A run of records
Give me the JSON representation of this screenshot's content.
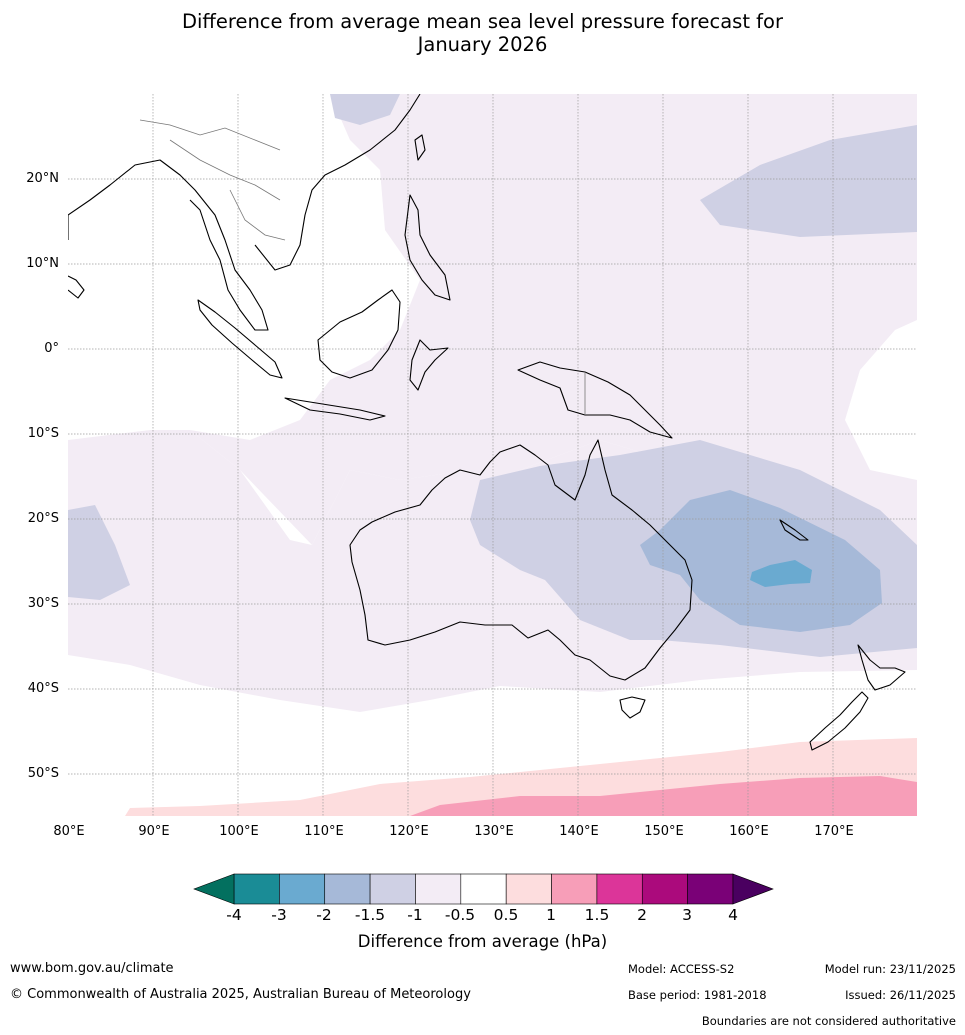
{
  "title": {
    "line1": "Difference from average mean sea level pressure forecast for",
    "line2": "January 2026"
  },
  "map": {
    "lat_labels": [
      "20°N",
      "10°N",
      "0°",
      "10°S",
      "20°S",
      "30°S",
      "40°S",
      "50°S"
    ],
    "lon_labels": [
      "80°E",
      "90°E",
      "100°E",
      "110°E",
      "120°E",
      "130°E",
      "140°E",
      "150°E",
      "160°E",
      "170°E"
    ]
  },
  "colorbar": {
    "colors": [
      "#1a8c96",
      "#6aaad0",
      "#a6b9d8",
      "#cfd0e4",
      "#f3ecf5",
      "#ffffff",
      "#fdddde",
      "#f79eb8",
      "#dc3599",
      "#ab0a7c",
      "#7a0177"
    ],
    "min_arrow_color": "#03705f",
    "max_arrow_color": "#4a0060",
    "ticks": [
      "-4",
      "-3",
      "-2",
      "-1.5",
      "-1",
      "-0.5",
      "0.5",
      "1",
      "1.5",
      "2",
      "3",
      "4"
    ],
    "label": "Difference from average (hPa)"
  },
  "footer": {
    "url": "www.bom.gov.au/climate",
    "copyright": "© Commonwealth of Australia 2025, Australian Bureau of Meteorology",
    "model": "Model: ACCESS-S2",
    "base_period": "Base period: 1981-2018",
    "model_run": "Model run: 23/11/2025",
    "issued": "Issued: 26/11/2025",
    "disclaimer": "Boundaries are not considered authoritative"
  }
}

SHORT PROBLEM: Restate the data above word for word. Skip every picture.

REPLY:
Give me the JSON representation of this screenshot's content.
{
  "title": {
    "line1": "Difference from average mean sea level pressure forecast for",
    "line2": "January 2026"
  },
  "map": {
    "lat_labels": [
      "20°N",
      "10°N",
      "0°",
      "10°S",
      "20°S",
      "30°S",
      "40°S",
      "50°S"
    ],
    "lon_labels": [
      "80°E",
      "90°E",
      "100°E",
      "110°E",
      "120°E",
      "130°E",
      "140°E",
      "150°E",
      "160°E",
      "170°E"
    ]
  },
  "colorbar": {
    "colors": [
      "#1a8c96",
      "#6aaad0",
      "#a6b9d8",
      "#cfd0e4",
      "#f3ecf5",
      "#ffffff",
      "#fdddde",
      "#f79eb8",
      "#dc3599",
      "#ab0a7c",
      "#7a0177"
    ],
    "min_arrow_color": "#03705f",
    "max_arrow_color": "#4a0060",
    "ticks": [
      "-4",
      "-3",
      "-2",
      "-1.5",
      "-1",
      "-0.5",
      "0.5",
      "1",
      "1.5",
      "2",
      "3",
      "4"
    ],
    "label": "Difference from average (hPa)"
  },
  "footer": {
    "url": "www.bom.gov.au/climate",
    "copyright": "© Commonwealth of Australia 2025, Australian Bureau of Meteorology",
    "model": "Model: ACCESS-S2",
    "base_period": "Base period: 1981-2018",
    "model_run": "Model run: 23/11/2025",
    "issued": "Issued: 26/11/2025",
    "disclaimer": "Boundaries are not considered authoritative"
  }
}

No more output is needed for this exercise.